> WORK TO COMPLETE
Give the entries again exactly, every one of them.

* start INPUT *

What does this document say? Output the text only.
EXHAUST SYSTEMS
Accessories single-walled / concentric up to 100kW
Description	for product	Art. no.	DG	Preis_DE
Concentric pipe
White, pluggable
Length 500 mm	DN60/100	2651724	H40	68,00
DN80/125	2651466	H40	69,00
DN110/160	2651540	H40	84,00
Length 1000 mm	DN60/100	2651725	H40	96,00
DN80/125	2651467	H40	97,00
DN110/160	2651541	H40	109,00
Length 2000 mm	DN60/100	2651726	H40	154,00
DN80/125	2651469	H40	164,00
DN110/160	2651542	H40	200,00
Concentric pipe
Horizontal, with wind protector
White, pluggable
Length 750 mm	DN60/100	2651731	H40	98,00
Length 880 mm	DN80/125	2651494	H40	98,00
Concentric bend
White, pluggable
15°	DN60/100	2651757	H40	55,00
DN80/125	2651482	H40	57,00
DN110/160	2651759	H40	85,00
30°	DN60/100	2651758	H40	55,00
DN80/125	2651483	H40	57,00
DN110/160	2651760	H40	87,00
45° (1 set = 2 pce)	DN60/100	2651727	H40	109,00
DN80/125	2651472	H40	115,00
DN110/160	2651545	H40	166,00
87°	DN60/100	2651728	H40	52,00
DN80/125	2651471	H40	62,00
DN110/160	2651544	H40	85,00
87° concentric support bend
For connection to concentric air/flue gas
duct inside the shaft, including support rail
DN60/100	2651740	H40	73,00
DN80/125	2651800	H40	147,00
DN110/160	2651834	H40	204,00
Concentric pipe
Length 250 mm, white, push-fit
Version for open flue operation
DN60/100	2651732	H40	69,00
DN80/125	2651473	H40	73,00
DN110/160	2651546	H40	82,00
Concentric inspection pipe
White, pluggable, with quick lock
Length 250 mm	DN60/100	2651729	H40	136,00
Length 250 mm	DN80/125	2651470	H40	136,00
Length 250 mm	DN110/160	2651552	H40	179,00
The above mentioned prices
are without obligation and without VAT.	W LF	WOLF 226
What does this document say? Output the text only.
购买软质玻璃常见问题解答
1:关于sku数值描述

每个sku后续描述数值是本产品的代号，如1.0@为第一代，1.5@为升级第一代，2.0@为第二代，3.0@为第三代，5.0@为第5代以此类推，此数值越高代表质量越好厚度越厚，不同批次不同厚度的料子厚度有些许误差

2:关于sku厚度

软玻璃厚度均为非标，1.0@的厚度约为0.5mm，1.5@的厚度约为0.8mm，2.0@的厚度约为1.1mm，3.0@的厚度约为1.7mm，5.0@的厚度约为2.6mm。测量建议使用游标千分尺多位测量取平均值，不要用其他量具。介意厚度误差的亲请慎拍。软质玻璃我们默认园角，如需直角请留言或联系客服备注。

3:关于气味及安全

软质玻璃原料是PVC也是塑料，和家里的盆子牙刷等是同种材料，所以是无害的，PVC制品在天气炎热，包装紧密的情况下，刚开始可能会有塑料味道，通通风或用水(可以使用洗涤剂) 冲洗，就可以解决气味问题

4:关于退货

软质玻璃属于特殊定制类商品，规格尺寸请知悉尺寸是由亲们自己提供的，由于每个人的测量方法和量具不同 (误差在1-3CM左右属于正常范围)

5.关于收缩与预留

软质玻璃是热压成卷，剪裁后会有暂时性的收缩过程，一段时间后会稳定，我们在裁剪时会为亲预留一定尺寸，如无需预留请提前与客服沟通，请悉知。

* end INPUT *

> TASK OUTPUT
What does this document say? Output the text only.
EXHAUST SYSTEMS
Accessories single-walled / concentric up to 100kW
Description	for product	Art. no.	DG	Preis_DE
Concentric pipe
White, pluggable
Length 500 mm	DN60/100	2651724	H40	68,00
DN80/125	2651466	H40	69,00
DN110/160	2651540	H40	84,00
Length 1000 mm	DN60/100	2651725	H40	96,00
DN80/125	2651467	H40	97,00
DN110/160	2651541	H40	109,00
Length 2000 mm	DN60/100	2651726	H40	154,00
DN80/125	2651469	H40	164,00
DN110/160	2651542	H40	200,00
Concentric pipe
Horizontal, with wind protector
White, pluggable
Length 750 mm	DN60/100	2651731	H40	98,00
Length 880 mm	DN80/125	2651494	H40	98,00
Concentric bend
White, pluggable
15°	DN60/100	2651757	H40	55,00
DN80/125	2651482	H40	57,00
DN110/160	2651759	H40	85,00
30°	DN60/100	2651758	H40	55,00
DN80/125	2651483	H40	57,00
DN110/160	2651760	H40	87,00
45° (1 set = 2 pce)	DN60/100	2651727	H40	109,00
DN80/125	2651472	H40	115,00
DN110/160	2651545	H40	166,00
87°	DN60/100	2651728	H40	52,00
DN80/125	2651471	H40	62,00
DN110/160	2651544	H40	85,00
87° concentric support bend
For connection to concentric air/flue gas
duct inside the shaft, including support rail
DN60/100	2651740	H40	73,00
DN80/125	2651800	H40	147,00
DN110/160	2651834	H40	204,00
Concentric pipe
Length 250 mm, white, push-fit
Version for open flue operation
DN60/100	2651732	H40	69,00
DN80/125	2651473	H40	73,00
DN110/160	2651546	H40	82,00
Concentric inspection pipe
White, pluggable, with quick lock
Length 250 mm	DN60/100	2651729	H40	136,00
Length 250 mm	DN80/125	2651470	H40	136,00
Length 250 mm	DN110/160	2651552	H40	179,00
The above mentioned prices
are without obligation and without VAT.	W LF	WOLF 226
What does this document say? Output the text only.
购买软质玻璃常见问题解答
1:关于sku数值描述

每个sku后续描述数值是本产品的代号，如1.0@为第一代，1.5@为升级第一代，2.0@为第二代，3.0@为第三代，5.0@为第5代以此类推，此数值越高代表质量越好厚度越厚，不同批次不同厚度的料子厚度有些许误差

2:关于sku厚度

软玻璃厚度均为非标，1.0@的厚度约为0.5mm，1.5@的厚度约为0.8mm，2.0@的厚度约为1.1mm，3.0@的厚度约为1.7mm，5.0@的厚度约为2.6mm。测量建议使用游标千分尺多位测量取平均值，不要用其他量具。介意厚度误差的亲请慎拍。软质玻璃我们默认园角，如需直角请留言或联系客服备注。

3:关于气味及安全

软质玻璃原料是PVC也是塑料，和家里的盆子牙刷等是同种材料，所以是无害的，PVC制品在天气炎热，包装紧密的情况下，刚开始可能会有塑料味道，通通风或用水(可以使用洗涤剂) 冲洗，就可以解决气味问题

4:关于退货

软质玻璃属于特殊定制类商品，规格尺寸请知悉尺寸是由亲们自己提供的，由于每个人的测量方法和量具不同 (误差在1-3CM左右属于正常范围)

5.关于收缩与预留

软质玻璃是热压成卷，剪裁后会有暂时性的收缩过程，一段时间后会稳定，我们在裁剪时会为亲预留一定尺寸，如无需预留请提前与客服沟通，请悉知。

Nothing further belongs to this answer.